Exercise »
Search the material below for the string "Alecsandri" and list each line that holds it.

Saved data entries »
★ ★ ★ ★

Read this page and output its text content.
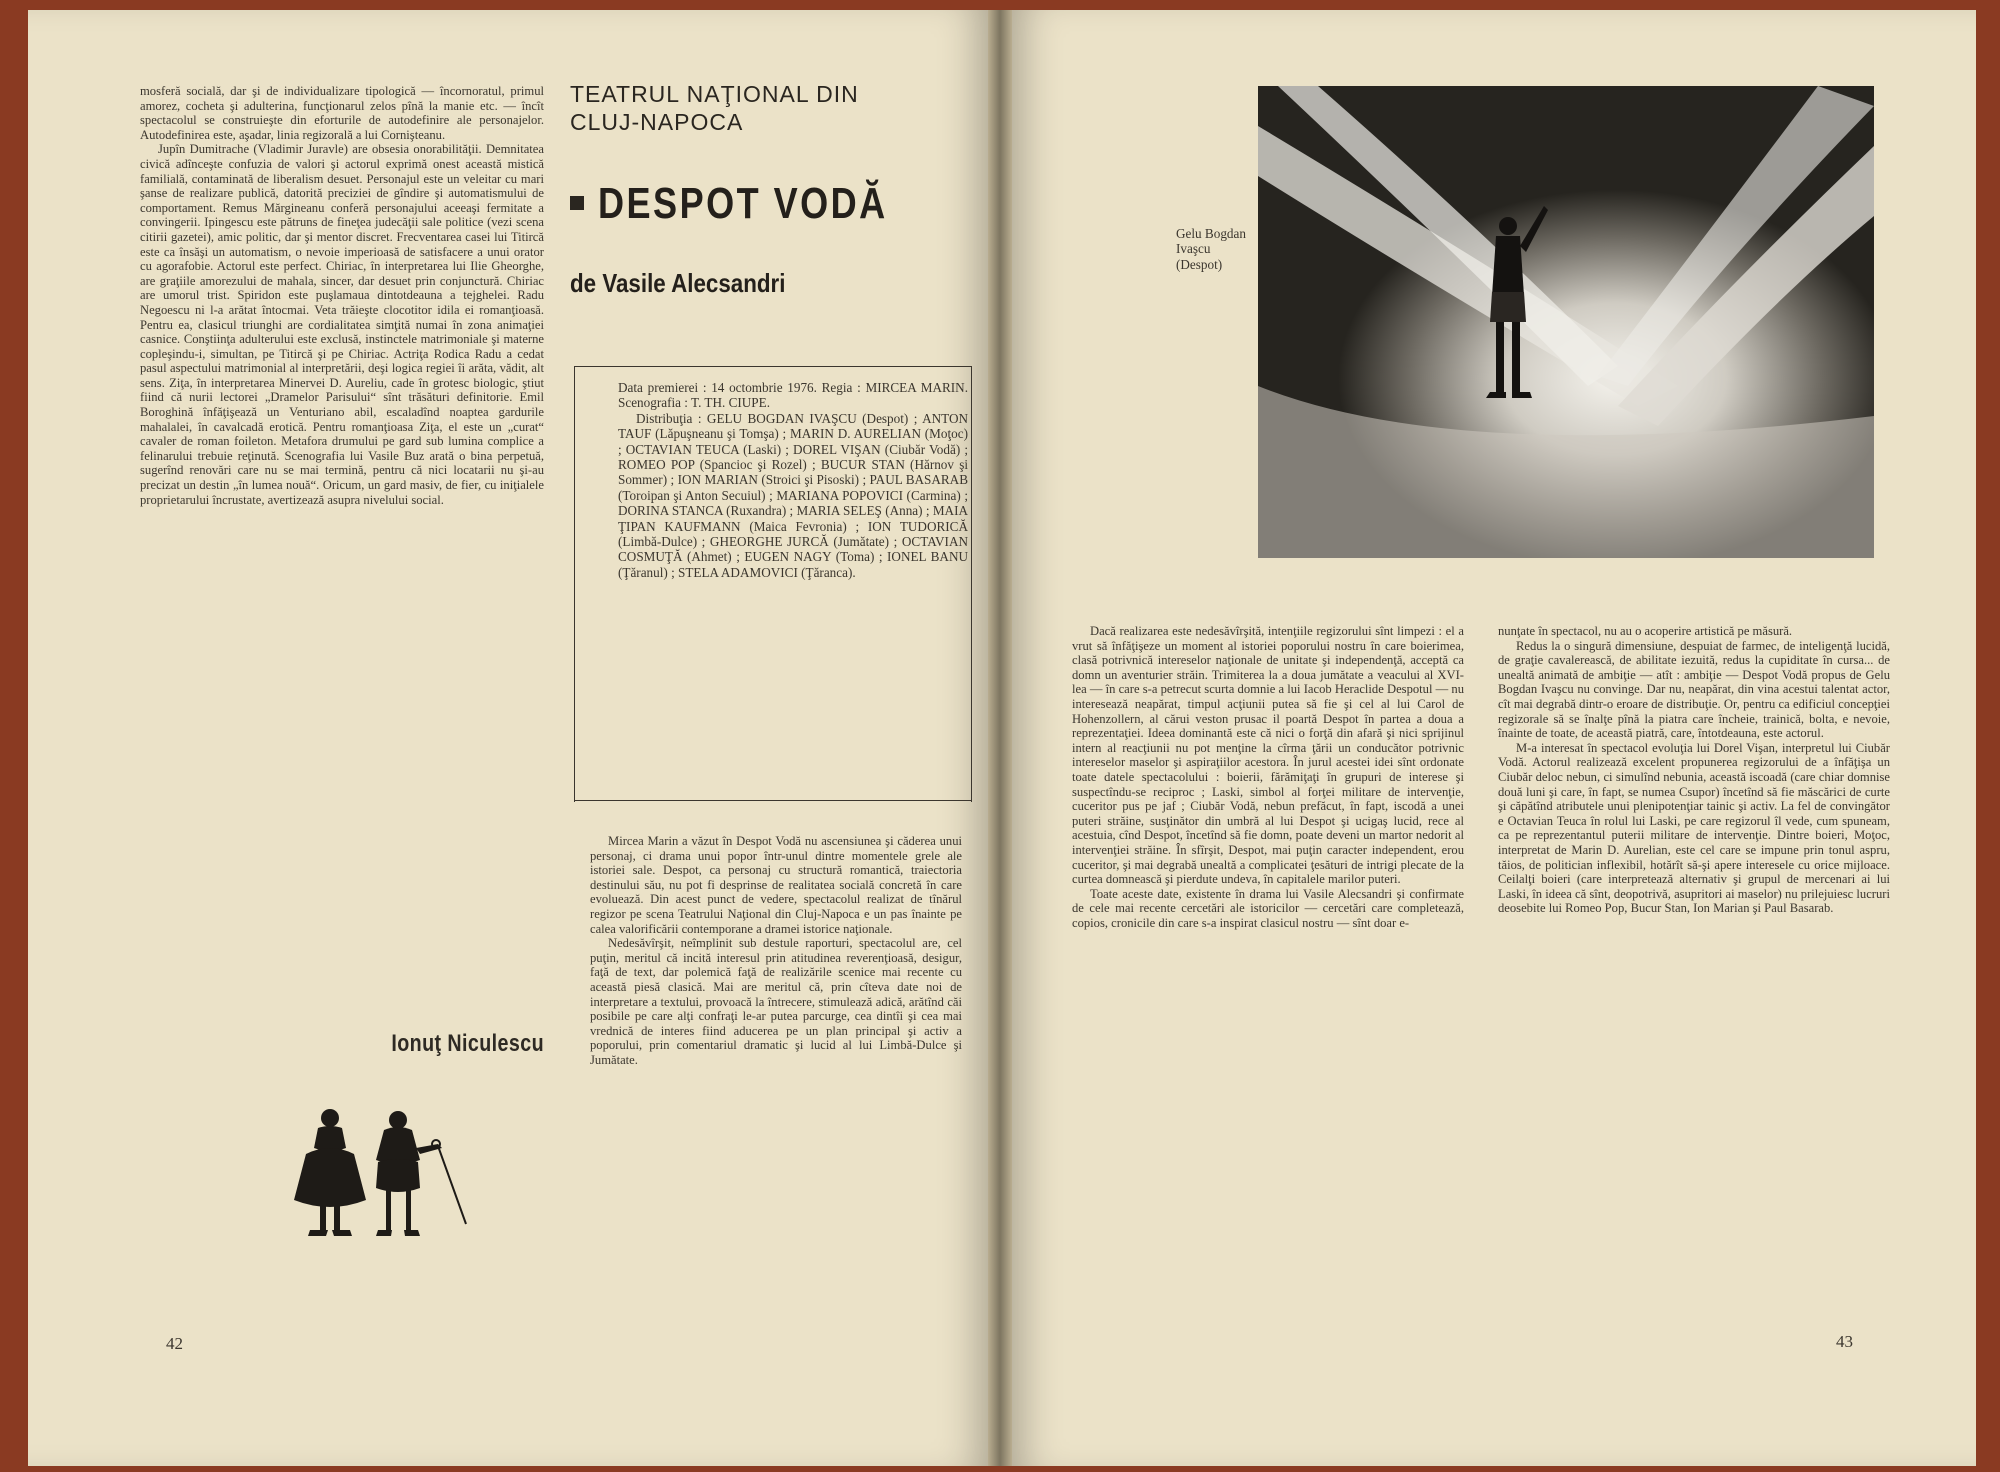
mosferă socială, dar şi de individualizare tipologică — încornoratul, primul amorez, cocheta şi adulterina, funcţionarul zelos pînă la manie etc. — încît spectacolul se construieşte din eforturile de autodefinire ale personajelor. Autodefinirea este, aşadar, linia regizorală a lui Cornişteanu.

Jupîn Dumitrache (Vladimir Juravle) are obsesia onorabilităţii. Demnitatea civică adînceşte confuzia de valori şi actorul exprimă onest această mistică familială, contaminată de liberalism desuet. Personajul este un veleitar cu mari şanse de realizare publică, datorită preciziei de gîndire şi automatismului de comportament. Remus Mărgineanu conferă personajului aceeaşi fermitate a convingerii. Ipingescu este pătruns de fineţea judecăţii sale politice (vezi scena citirii gazetei), amic politic, dar şi mentor discret. Frecventarea casei lui Titircă este ca însăşi un automatism, o nevoie imperioasă de satisfacere a unui orator cu agorafobie. Actorul este perfect. Chiriac, în interpretarea lui Ilie Gheorghe, are graţiile amorezului de mahala, sincer, dar desuet prin conjunctură. Chiriac are umorul trist. Spiridon este puşlamaua dintotdeauna a tejghelei. Radu Negoescu ni l-a arătat întocmai. Veta trăieşte clocotitor idila ei romanţioasă. Pentru ea, clasicul triunghi are cordialitatea simţită numai în zona animaţiei casnice. Conştiinţa adulterului este exclusă, instinctele matrimoniale şi materne copleşindu-i, simultan, pe Titircă şi pe Chiriac. Actriţa Rodica Radu a cedat pasul aspectului matrimonial al interpretării, deşi logica regiei îi arăta, vădit, alt sens. Ziţa, în interpretarea Minervei D. Aureliu, cade în grotesc biologic, ştiut fiind că nurii lectorei „Dramelor Parisului“ sînt trăsături definitorie. Emil Boroghină înfăţişează un Venturiano abil, escaladînd noaptea gardurile mahalalei, în cavalcadă erotică. Pentru romanţioasa Ziţa, el este un „curat“ cavaler de roman foileton. Metafora drumului pe gard sub lumina complice a felinarului trebuie reţinută. Scenografia lui Vasile Buz arată o bina perpetuă, sugerînd renovări care nu se mai termină, pentru că nici locatarii nu şi-au precizat un destin „în lumea nouă“. Oricum, un gard masiv, de fier, cu iniţialele proprietarului încrustate, avertizează asupra nivelului social.

Ionuţ Niculescu
42
TEATRUL NAŢIONAL DIN CLUJ-NAPOCA
DESPOT VODĂ
de Vasile Alecsandri

Data premierei : 14 octombrie 1976. Regia : MIRCEA MARIN. Scenografia : T. TH. CIUPE.

Distribuţia : GELU BOGDAN IVAŞCU (Despot) ; ANTON TAUF (Lăpuşneanu şi Tomşa) ; MARIN D. AURELIAN (Moţoc) ; OCTAVIAN TEUCA (Laski) ; DOREL VIŞAN (Ciubăr Vodă) ; ROMEO POP (Spancioc şi Rozel) ; BUCUR STAN (Hărnov şi Sommer) ; ION MARIAN (Stroici şi Pisoski) ; PAUL BASARAB (Toroipan şi Anton Secuiul) ; MARIANA POPOVICI (Carmina) ; DORINA STANCA (Ruxandra) ; MARIA SELEŞ (Anna) ; MAIA ŢIPAN KAUFMANN (Maica Fevronia) ; ION TUDORICĂ (Limbă-Dulce) ; GHEORGHE JURCĂ (Jumătate) ; OCTAVIAN COSMUŢĂ (Ahmet) ; EUGEN NAGY (Toma) ; IONEL BANU (Ţăranul) ; STELA ADAMOVICI (Ţăranca).

Mircea Marin a văzut în Despot Vodă nu ascensiunea şi căderea unui personaj, ci drama unui popor într-unul dintre momentele grele ale istoriei sale. Despot, ca personaj cu structură romantică, traiectoria destinului său, nu pot fi desprinse de realitatea socială concretă în care evoluează. Din acest punct de vedere, spectacolul realizat de tînărul regizor pe scena Teatrului Naţional din Cluj-Napoca e un pas înainte pe calea valorificării contemporane a dramei istorice naţionale.

Nedesăvîrşit, neîmplinit sub destule raporturi, spectacolul are, cel puţin, meritul că incită interesul prin atitudinea reverenţioasă, desigur, faţă de text, dar polemică faţă de realizările scenice mai recente cu această piesă clasică. Mai are meritul că, prin cîteva date noi de interpretare a textului, provoacă la întrecere, stimulează adică, arătînd căi posibile pe care alţi confraţi le-ar putea parcurge, cea dintîi şi cea mai vrednică de interes fiind aducerea pe un plan principal şi activ a poporului, prin comentariul dramatic şi lucid al lui Limbă-Dulce şi Jumătate.

Gelu Bogdan Ivaşcu (Despot)

Dacă realizarea este nedesăvîrşită, intenţiile regizorului sînt limpezi : el a vrut să înfăţişeze un moment al istoriei poporului nostru în care boierimea, clasă potrivnică intereselor naţionale de unitate şi independenţă, acceptă ca domn un aventurier străin. Trimiterea la a doua jumătate a veacului al XVI-lea — în care s-a petrecut scurta domnie a lui Iacob Heraclide Despotul — nu interesează neapărat, timpul acţiunii putea să fie şi cel al lui Carol de Hohenzollern, al cărui veston prusac il poartă Despot în partea a doua a reprezentaţiei. Ideea dominantă este că nici o forţă din afară şi nici sprijinul intern al reacţiunii nu pot menţine la cîrma ţării un conducător potrivnic intereselor maselor şi aspiraţiilor acestora. În jurul acestei idei sînt ordonate toate datele spectacolului : boierii, fărămiţaţi în grupuri de interese şi suspectîndu-se reciproc ; Laski, simbol al forţei militare de intervenţie, cuceritor pus pe jaf ; Ciubăr Vodă, nebun prefăcut, în fapt, iscodă a unei puteri străine, susţinător din umbră al lui Despot şi ucigaş lucid, rece al acestuia, cînd Despot, încetînd să fie domn, poate deveni un martor nedorit al intervenţiei străine. În sfîrşit, Despot, mai puţin caracter independent, erou cuceritor, şi mai degrabă unealtă a complicatei ţesături de intrigi plecate de la curtea domnească şi pierdute undeva, în capitalele marilor puteri.

Toate aceste date, existente în drama lui Vasile Alecsandri şi confirmate de cele mai recente cercetări ale istoricilor — cercetări care completează, copios, cronicile din care s-a inspirat clasicul nostru — sînt doar e-

nunţate în spectacol, nu au o acoperire artistică pe măsură.

Redus la o singură dimensiune, despuiat de farmec, de inteligenţă lucidă, de graţie cavalerească, de abilitate iezuită, redus la cupiditate în cursa... de unealtă animată de ambiţie — atît : ambiţie — Despot Vodă propus de Gelu Bogdan Ivaşcu nu convinge. Dar nu, neapărat, din vina acestui talentat actor, cît mai degrabă dintr-o eroare de distribuţie. Or, pentru ca edificiul concepţiei regizorale să se înalţe pînă la piatra care încheie, trainică, bolta, e nevoie, înainte de toate, de această piatră, care, întotdeauna, este actorul.

M-a interesat în spectacol evoluţia lui Dorel Vişan, interpretul lui Ciubăr Vodă. Actorul realizează excelent propunerea regizorului de a înfăţişa un Ciubăr deloc nebun, ci simulînd nebunia, această iscoadă (care chiar domnise două luni şi care, în fapt, se numea Csupor) încetînd să fie măscărici de curte şi căpătînd atributele unui plenipotenţiar tainic şi activ. La fel de convingător e Octavian Teuca în rolul lui Laski, pe care regizorul îl vede, cum spuneam, ca pe reprezentantul puterii militare de intervenţie. Dintre boieri, Moţoc, interpretat de Marin D. Aurelian, este cel care se impune prin tonul aspru, tăios, de politician inflexibil, hotărît să-şi apere interesele cu orice mijloace. Ceilalţi boieri (care interpretează alternativ şi grupul de mercenari ai lui Laski, în ideea că sînt, deopotrivă, asupritori ai maselor) nu prilejuiesc lucruri deosebite lui Romeo Pop, Bucur Stan, Ion Marian şi Paul Basarab.

43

★ ★ ★ ★

Completed task »
de Vasile Alecsandri
Toate aceste date, existente în drama lui Vasile Alecsandri şi confirmate de cele mai recente cercetări ale istoricilor — cercetări care completează, copios, cronicile din care s-a inspirat clasicul nostru — sînt doar e-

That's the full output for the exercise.